=== Article ===

"You can't teach an old dog new tricks" conjures up a blue tick hound sprawled on the front porch of a rustic farm house on a lazy summer day. While everyone loves that old cuss, most likely he really can't be taught anything whatsoever besides eating from a new food bowl. Same old hound year after year.
But oil industry managers are light years smarter, more business savvy and adaptable to new ideas than that snoozing hound. They didn't cling to mainframe punch cards when desktops became the way to do business. And they didn't insist that phones had to have cords when cell phones became the way to reach anyone anywhere. Most importantly, the real oilpatch decision-makers don't grab the shotgun off the old dog's porch and shoot down ideas that actually work better than worn out ones.
That's why the glitzy "digital oilfield" (DOF) is about much more than changing how the industry works technologically; it's about how the very process of business innovation works. It's about putting more productive business innovation models into play for better results more often.
Traditionally, innovation at companies has followed the "wishful thinking" approach - take creative people, leave them alone in a detached campus environment and they will come up with magical innovations. That's Model A in the models of business innovation. Although that has worked for inventors whose product innovations became industry standards, in the broad sweep of revolutionary business innovations it has been a flop.
In contrast, take the same creative people, give them precise needs, hold their noses to the grindstone, and real innovation more likely will occur. That's Model B. And this approach bears directly on the business-oriented path that the DOF will take. With the oilfield environment continually demanding lower costs, the question becomes: "With the DOF exploding around us, are we going to be a player? If so, are we going to rely on 'magical thinking' or try to manage the direction of business innovation?"
Or, stated another way, in the oilfield's future, numerous innovation areas appear to have fruitful potential. Therefore, the choice for companies is twofold. Do they essentially let nature take its course, letting people be individually innovative and having conversations with an endless stream of DOF vendors while hoping that something, somehow emerges from all this? Or will executives recognize the value of delivering innovation through a more structured program with clear business targets?
Model B is something that virtually everyone in business is familiar with: a direct problem-solving scenario. For example, an executive typically calls the IT expert into his office and says, "Here's my problem. Figure out how to solve it within a certain number of days." Subsequently, the problem-solver returns and announces, "Here's the solution to the problem you described."

=== Extracted data ===

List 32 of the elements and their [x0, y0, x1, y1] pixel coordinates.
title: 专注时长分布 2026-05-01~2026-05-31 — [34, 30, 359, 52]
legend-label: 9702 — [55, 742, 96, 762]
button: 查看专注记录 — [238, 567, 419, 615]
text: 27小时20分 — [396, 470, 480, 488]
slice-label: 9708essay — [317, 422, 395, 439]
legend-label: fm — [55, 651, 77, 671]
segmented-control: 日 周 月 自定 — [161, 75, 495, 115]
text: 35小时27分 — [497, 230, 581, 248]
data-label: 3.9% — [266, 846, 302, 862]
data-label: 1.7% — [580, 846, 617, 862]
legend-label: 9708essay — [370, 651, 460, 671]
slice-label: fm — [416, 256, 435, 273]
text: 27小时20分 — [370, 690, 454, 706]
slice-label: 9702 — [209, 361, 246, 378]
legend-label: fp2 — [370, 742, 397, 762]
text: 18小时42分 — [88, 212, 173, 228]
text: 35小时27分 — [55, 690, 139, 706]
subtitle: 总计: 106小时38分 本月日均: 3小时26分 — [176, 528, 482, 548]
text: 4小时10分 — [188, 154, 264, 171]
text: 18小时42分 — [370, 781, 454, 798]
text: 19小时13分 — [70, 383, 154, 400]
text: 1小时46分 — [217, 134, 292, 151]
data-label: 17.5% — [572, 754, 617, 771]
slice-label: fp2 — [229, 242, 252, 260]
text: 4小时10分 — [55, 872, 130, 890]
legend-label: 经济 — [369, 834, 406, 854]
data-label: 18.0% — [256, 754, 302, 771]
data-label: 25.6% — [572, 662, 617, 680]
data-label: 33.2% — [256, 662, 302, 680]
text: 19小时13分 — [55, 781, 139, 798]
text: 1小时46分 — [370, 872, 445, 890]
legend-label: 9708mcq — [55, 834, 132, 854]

===
=== Extracted data ===

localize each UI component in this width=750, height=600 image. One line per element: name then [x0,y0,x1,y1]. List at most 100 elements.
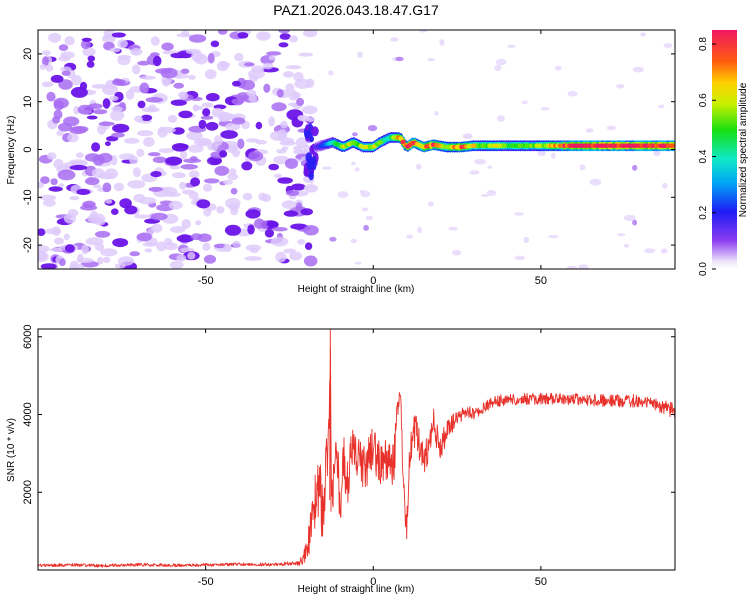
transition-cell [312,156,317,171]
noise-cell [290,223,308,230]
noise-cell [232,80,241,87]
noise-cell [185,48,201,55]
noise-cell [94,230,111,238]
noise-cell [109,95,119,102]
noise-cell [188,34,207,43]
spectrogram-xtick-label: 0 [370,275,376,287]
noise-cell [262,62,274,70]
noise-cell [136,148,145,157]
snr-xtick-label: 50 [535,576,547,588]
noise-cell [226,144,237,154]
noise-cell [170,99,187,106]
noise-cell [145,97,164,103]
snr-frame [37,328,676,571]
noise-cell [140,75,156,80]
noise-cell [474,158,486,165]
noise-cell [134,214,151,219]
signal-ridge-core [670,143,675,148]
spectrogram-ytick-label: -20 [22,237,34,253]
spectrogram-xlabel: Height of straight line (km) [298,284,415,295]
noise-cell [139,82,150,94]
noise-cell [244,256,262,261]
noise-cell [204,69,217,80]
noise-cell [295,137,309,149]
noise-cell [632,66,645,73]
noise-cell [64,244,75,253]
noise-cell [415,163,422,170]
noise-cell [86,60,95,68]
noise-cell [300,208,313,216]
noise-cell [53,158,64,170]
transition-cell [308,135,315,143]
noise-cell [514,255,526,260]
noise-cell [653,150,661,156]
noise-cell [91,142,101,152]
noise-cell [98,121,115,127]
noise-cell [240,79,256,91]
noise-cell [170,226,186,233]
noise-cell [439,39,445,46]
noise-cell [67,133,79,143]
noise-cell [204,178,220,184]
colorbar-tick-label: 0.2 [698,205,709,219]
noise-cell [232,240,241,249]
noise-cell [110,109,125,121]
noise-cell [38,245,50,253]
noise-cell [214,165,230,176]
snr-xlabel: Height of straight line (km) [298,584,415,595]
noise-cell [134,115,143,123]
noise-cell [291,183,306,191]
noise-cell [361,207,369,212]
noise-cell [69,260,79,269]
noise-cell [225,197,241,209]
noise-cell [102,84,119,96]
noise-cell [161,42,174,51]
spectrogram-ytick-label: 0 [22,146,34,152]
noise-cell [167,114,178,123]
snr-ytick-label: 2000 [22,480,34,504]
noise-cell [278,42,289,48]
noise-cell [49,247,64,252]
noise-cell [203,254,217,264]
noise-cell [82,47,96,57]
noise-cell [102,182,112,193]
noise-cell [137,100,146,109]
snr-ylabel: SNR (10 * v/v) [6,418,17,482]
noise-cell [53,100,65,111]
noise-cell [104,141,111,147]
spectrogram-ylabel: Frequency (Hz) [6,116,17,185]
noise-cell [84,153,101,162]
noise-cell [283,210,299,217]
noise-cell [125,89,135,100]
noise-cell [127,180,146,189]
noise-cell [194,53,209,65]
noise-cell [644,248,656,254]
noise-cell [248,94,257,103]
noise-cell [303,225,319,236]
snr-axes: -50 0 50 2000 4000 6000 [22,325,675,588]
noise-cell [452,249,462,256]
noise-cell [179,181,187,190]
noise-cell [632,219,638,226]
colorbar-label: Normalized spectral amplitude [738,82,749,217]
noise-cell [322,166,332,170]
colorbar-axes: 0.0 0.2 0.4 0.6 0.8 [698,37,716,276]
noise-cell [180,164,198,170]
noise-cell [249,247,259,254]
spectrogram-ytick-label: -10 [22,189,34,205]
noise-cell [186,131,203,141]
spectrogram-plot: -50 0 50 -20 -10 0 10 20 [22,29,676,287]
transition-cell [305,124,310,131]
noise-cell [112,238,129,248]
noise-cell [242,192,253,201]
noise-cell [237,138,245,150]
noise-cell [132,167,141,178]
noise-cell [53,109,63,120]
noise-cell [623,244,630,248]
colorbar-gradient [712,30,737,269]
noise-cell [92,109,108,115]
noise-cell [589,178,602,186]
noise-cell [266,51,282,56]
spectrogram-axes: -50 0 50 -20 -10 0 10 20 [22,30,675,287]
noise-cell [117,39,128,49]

===
=== Extracted data ===

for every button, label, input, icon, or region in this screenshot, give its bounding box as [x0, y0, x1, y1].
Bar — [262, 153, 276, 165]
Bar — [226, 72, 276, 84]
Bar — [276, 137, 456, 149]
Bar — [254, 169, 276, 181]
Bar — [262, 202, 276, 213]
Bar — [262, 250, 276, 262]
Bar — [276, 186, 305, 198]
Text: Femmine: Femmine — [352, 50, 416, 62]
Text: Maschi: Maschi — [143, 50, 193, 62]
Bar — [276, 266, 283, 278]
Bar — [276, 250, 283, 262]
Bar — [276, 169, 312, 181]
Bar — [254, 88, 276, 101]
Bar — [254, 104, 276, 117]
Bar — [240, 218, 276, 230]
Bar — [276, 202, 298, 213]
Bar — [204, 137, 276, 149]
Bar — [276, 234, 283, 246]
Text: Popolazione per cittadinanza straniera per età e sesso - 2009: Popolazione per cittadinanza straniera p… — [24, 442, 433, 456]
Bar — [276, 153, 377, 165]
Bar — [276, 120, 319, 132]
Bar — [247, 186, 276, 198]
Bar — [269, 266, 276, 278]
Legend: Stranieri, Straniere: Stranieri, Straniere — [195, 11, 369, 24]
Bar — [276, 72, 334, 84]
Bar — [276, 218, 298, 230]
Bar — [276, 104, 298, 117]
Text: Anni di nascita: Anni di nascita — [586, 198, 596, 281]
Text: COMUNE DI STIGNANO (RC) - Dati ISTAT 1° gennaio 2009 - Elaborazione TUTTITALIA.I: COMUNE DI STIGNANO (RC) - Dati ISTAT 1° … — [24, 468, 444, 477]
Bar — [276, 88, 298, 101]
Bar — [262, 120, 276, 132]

===

Direction A — Can you extract the passage of the digital oilfield article that runs from "But oil industry" down to "results more often."?
Direction B — Will you copy, word for word, the lines of the records from the one containing "List 32 of the" down through the one containing "legend-label: 9708mcq — [55, 834, 132, 854]", both included?
The records bear no relation to the text.

Final answer A —
But oil industry managers are light years smarter, more business savvy and adaptable to new ideas than that snoozing hound. They didn't cling to mainframe punch cards when desktops became the way to do business. And they didn't insist that phones had to have cords when cell phones became the way to reach anyone anywhere. Most importantly, the real oilpatch decision-makers don't grab the shotgun off the old dog's porch and shoot down ideas that actually work better than worn out ones.
That's why the glitzy "digital oilfield" (DOF) is about much more than changing how the industry works technologically; it's about how the very process of business innovation works. It's about putting more productive business innovation models into play for better results more often.

Final answer B —
List 32 of the elements and their [x0, y0, x1, y1] pixel coordinates.
title: 专注时长分布 2026-05-01~2026-05-31 — [34, 30, 359, 52]
legend-label: 9702 — [55, 742, 96, 762]
button: 查看专注记录 — [238, 567, 419, 615]
text: 27小时20分 — [396, 470, 480, 488]
slice-label: 9708essay — [317, 422, 395, 439]
legend-label: fm — [55, 651, 77, 671]
segmented-control: 日 周 月 自定 — [161, 75, 495, 115]
text: 35小时27分 — [497, 230, 581, 248]
data-label: 3.9% — [266, 846, 302, 862]
data-label: 1.7% — [580, 846, 617, 862]
legend-label: 9708essay — [370, 651, 460, 671]
slice-label: fm — [416, 256, 435, 273]
text: 27小时20分 — [370, 690, 454, 706]
slice-label: 9702 — [209, 361, 246, 378]
legend-label: fp2 — [370, 742, 397, 762]
text: 18小时42分 — [88, 212, 173, 228]
text: 35小时27分 — [55, 690, 139, 706]
subtitle: 总计: 106小时38分 本月日均: 3小时26分 — [176, 528, 482, 548]
text: 4小时10分 — [188, 154, 264, 171]
text: 18小时42分 — [370, 781, 454, 798]
text: 19小时13分 — [70, 383, 154, 400]
text: 1小时46分 — [217, 134, 292, 151]
data-label: 17.5% — [572, 754, 617, 771]
slice-label: fp2 — [229, 242, 252, 260]
text: 4小时10分 — [55, 872, 130, 890]
legend-label: 经济 — [369, 834, 406, 854]
data-label: 18.0% — [256, 754, 302, 771]
data-label: 25.6% — [572, 662, 617, 680]
data-label: 33.2% — [256, 662, 302, 680]
text: 19小时13分 — [55, 781, 139, 798]
text: 1小时46分 — [370, 872, 445, 890]
legend-label: 9708mcq — [55, 834, 132, 854]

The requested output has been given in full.